- [Description of the task]:
The entries below are to be transcribed in full, without their images.

=== Dataset extract ===

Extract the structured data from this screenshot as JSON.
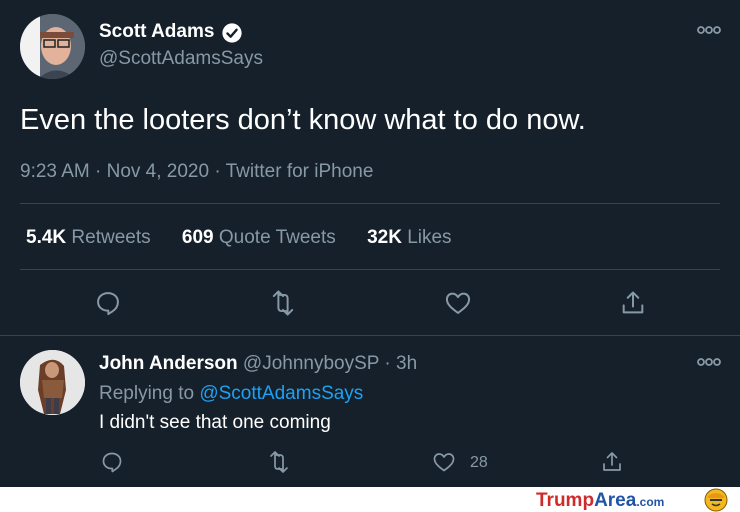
{
  "tweet": {
    "name": "Scott Adams",
    "handle": "@ScottAdamsSays",
    "text": "Even the looters don’t know what to do now.",
    "meta": "9:23 AM · Nov 4, 2020 · Twitter for iPhone",
    "stats": {
      "retweets_num": "5.4K",
      "retweets_label": "Retweets",
      "quotes_num": "609",
      "quotes_label": "Quote Tweets",
      "likes_num": "32K",
      "likes_label": "Likes"
    }
  },
  "reply": {
    "name": "John Anderson",
    "handle": "@JohnnyboySP · 3h",
    "replying_prefix": "Replying to ",
    "replying_to": "@ScottAdamsSays",
    "text": "I didn't see that one coming",
    "like_count": "28"
  },
  "watermark": {
    "part1": "Trump",
    "part2": "Area",
    "part3": ".com"
  },
  "icons": [
    "verified-badge-icon",
    "more-icon",
    "reply-icon",
    "retweet-icon",
    "like-icon",
    "share-icon"
  ],
  "colors": {
    "background": "#15202b",
    "secondary_text": "#8899a6",
    "link": "#1da1f2",
    "divider": "#38444d"
  }
}
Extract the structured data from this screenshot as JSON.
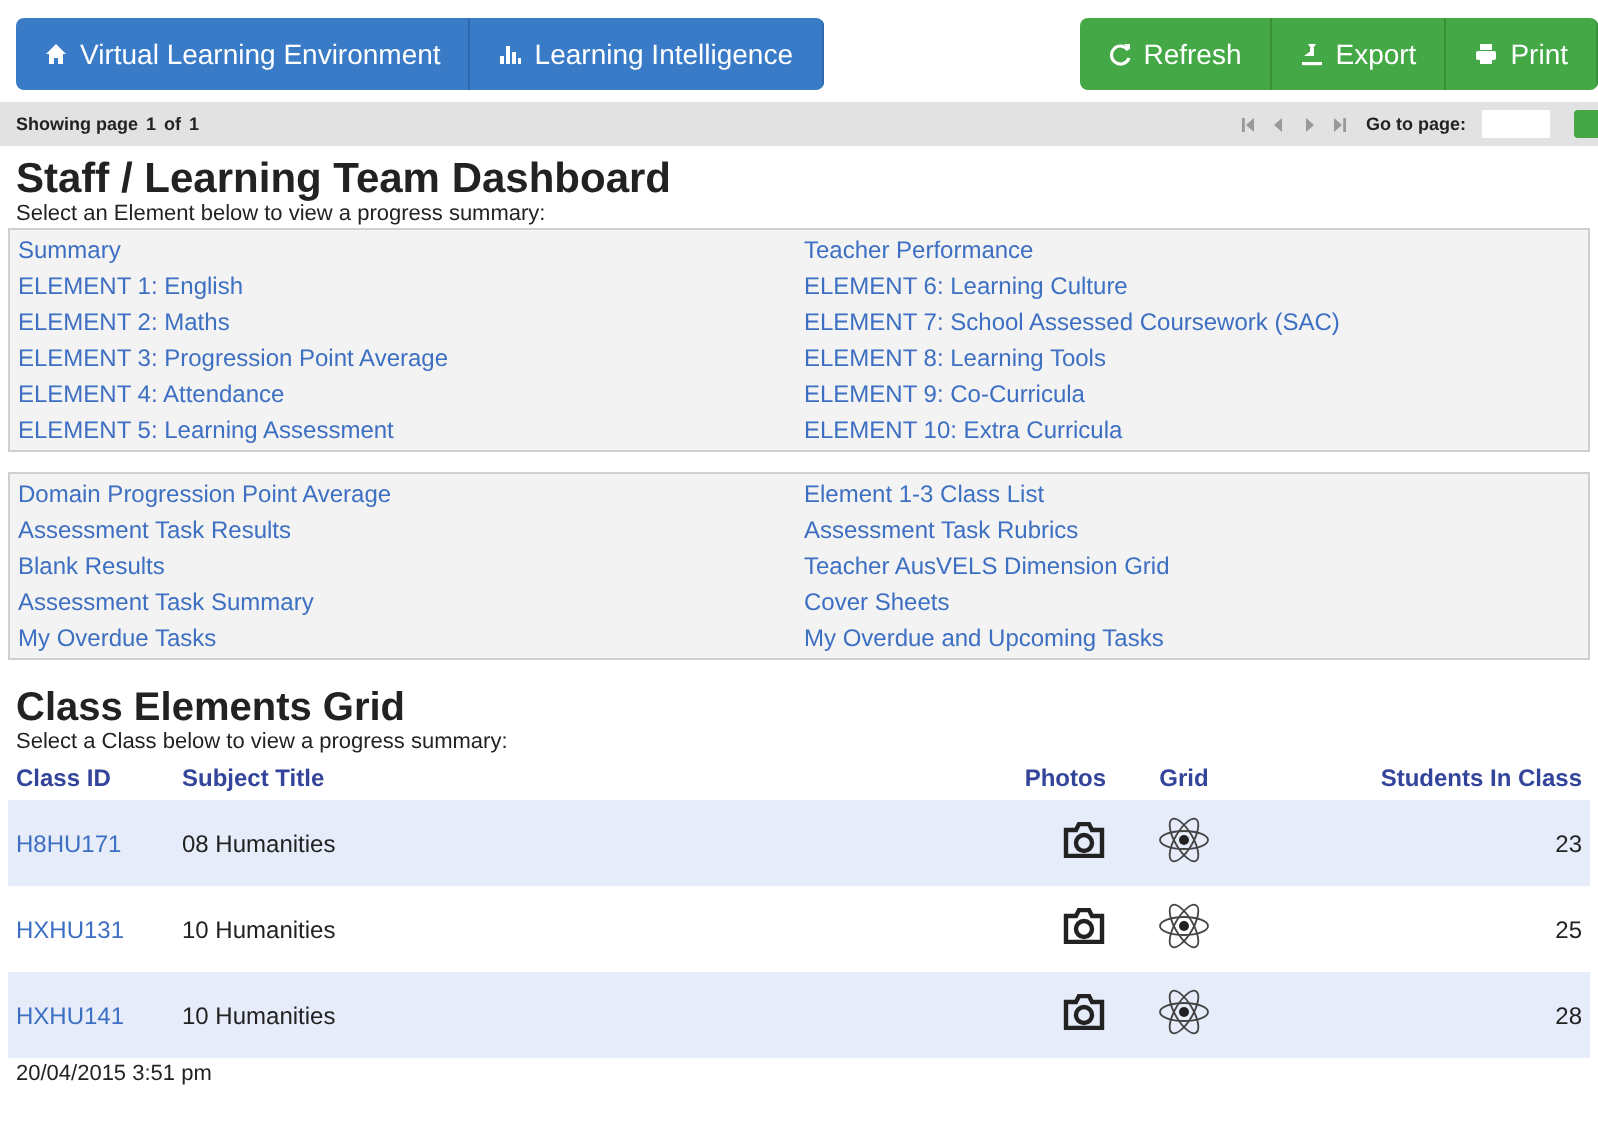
{
  "nav_left": [
    {
      "kind": "home",
      "label": "Virtual Learning Environment"
    },
    {
      "kind": "chart",
      "label": "Learning Intelligence"
    }
  ],
  "nav_right": [
    {
      "kind": "refresh",
      "label": "Refresh"
    },
    {
      "kind": "export",
      "label": "Export"
    },
    {
      "kind": "print",
      "label": "Print"
    }
  ],
  "pager": {
    "showing": "Showing page",
    "page": "1",
    "of": "of",
    "total": "1",
    "goto_label": "Go to page:"
  },
  "dashboard": {
    "title": "Staff / Learning Team Dashboard",
    "subtitle": "Select an Element below to view a progress summary:",
    "groups": [
      {
        "left": [
          "Summary",
          "ELEMENT 1: English",
          "ELEMENT 2: Maths",
          "ELEMENT 3: Progression Point Average",
          "ELEMENT 4: Attendance",
          "ELEMENT 5: Learning Assessment"
        ],
        "right": [
          "Teacher Performance",
          "ELEMENT 6: Learning Culture",
          "ELEMENT 7: School Assessed Coursework (SAC)",
          "ELEMENT 8: Learning Tools",
          "ELEMENT 9: Co-Curricula",
          "ELEMENT 10: Extra Curricula"
        ]
      },
      {
        "left": [
          "Domain Progression Point Average",
          "Assessment Task Results",
          "Blank Results",
          "Assessment Task Summary",
          "My Overdue Tasks"
        ],
        "right": [
          "Element 1-3 Class List",
          "Assessment Task Rubrics",
          "Teacher AusVELS Dimension Grid",
          "Cover Sheets",
          "My Overdue and Upcoming Tasks"
        ]
      }
    ]
  },
  "class_grid": {
    "title": "Class Elements Grid",
    "subtitle": "Select a Class below to view a progress summary:",
    "columns": [
      "Class ID",
      "Subject Title",
      "Photos",
      "Grid",
      "Students In Class"
    ],
    "rows": [
      {
        "class_id": "H8HU171",
        "subject": "08 Humanities",
        "students": "23"
      },
      {
        "class_id": "HXHU131",
        "subject": "10 Humanities",
        "students": "25"
      },
      {
        "class_id": "HXHU141",
        "subject": "10 Humanities",
        "students": "28"
      }
    ]
  },
  "timestamp": "20/04/2015 3:51 pm"
}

===

- [Expected output]:
Extract the structured data from this screenshot as JSON.
{
  "tweet": {
    "name": "Scott Adams",
    "handle": "@ScottAdamsSays",
    "text": "Even the looters don’t know what to do now.",
    "meta": "9:23 AM · Nov 4, 2020 · Twitter for iPhone",
    "stats": {
      "retweets_num": "5.4K",
      "retweets_label": "Retweets",
      "quotes_num": "609",
      "quotes_label": "Quote Tweets",
      "likes_num": "32K",
      "likes_label": "Likes"
    }
  },
  "reply": {
    "name": "John Anderson",
    "handle": "@JohnnyboySP · 3h",
    "replying_prefix": "Replying to ",
    "replying_to": "@ScottAdamsSays",
    "text": "I didn't see that one coming",
    "like_count": "28"
  },
  "watermark": {
    "part1": "Trump",
    "part2": "Area",
    "part3": ".com"
  },
  "icons": [
    "verified-badge-icon",
    "more-icon",
    "reply-icon",
    "retweet-icon",
    "like-icon",
    "share-icon"
  ],
  "colors": {
    "background": "#15202b",
    "secondary_text": "#8899a6",
    "link": "#1da1f2",
    "divider": "#38444d"
  }
}
Extract the structured data from this screenshot as JSON.
{
  "nav_left": [
    {
      "kind": "home",
      "label": "Virtual Learning Environment"
    },
    {
      "kind": "chart",
      "label": "Learning Intelligence"
    }
  ],
  "nav_right": [
    {
      "kind": "refresh",
      "label": "Refresh"
    },
    {
      "kind": "export",
      "label": "Export"
    },
    {
      "kind": "print",
      "label": "Print"
    }
  ],
  "pager": {
    "showing": "Showing page",
    "page": "1",
    "of": "of",
    "total": "1",
    "goto_label": "Go to page:"
  },
  "dashboard": {
    "title": "Staff / Learning Team Dashboard",
    "subtitle": "Select an Element below to view a progress summary:",
    "groups": [
      {
        "left": [
          "Summary",
          "ELEMENT 1: English",
          "ELEMENT 2: Maths",
          "ELEMENT 3: Progression Point Average",
          "ELEMENT 4: Attendance",
          "ELEMENT 5: Learning Assessment"
        ],
        "right": [
          "Teacher Performance",
          "ELEMENT 6: Learning Culture",
          "ELEMENT 7: School Assessed Coursework (SAC)",
          "ELEMENT 8: Learning Tools",
          "ELEMENT 9: Co-Curricula",
          "ELEMENT 10: Extra Curricula"
        ]
      },
      {
        "left": [
          "Domain Progression Point Average",
          "Assessment Task Results",
          "Blank Results",
          "Assessment Task Summary",
          "My Overdue Tasks"
        ],
        "right": [
          "Element 1-3 Class List",
          "Assessment Task Rubrics",
          "Teacher AusVELS Dimension Grid",
          "Cover Sheets",
          "My Overdue and Upcoming Tasks"
        ]
      }
    ]
  },
  "class_grid": {
    "title": "Class Elements Grid",
    "subtitle": "Select a Class below to view a progress summary:",
    "columns": [
      "Class ID",
      "Subject Title",
      "Photos",
      "Grid",
      "Students In Class"
    ],
    "rows": [
      {
        "class_id": "H8HU171",
        "subject": "08 Humanities",
        "students": "23"
      },
      {
        "class_id": "HXHU131",
        "subject": "10 Humanities",
        "students": "25"
      },
      {
        "class_id": "HXHU141",
        "subject": "10 Humanities",
        "students": "28"
      }
    ]
  },
  "timestamp": "20/04/2015 3:51 pm"
}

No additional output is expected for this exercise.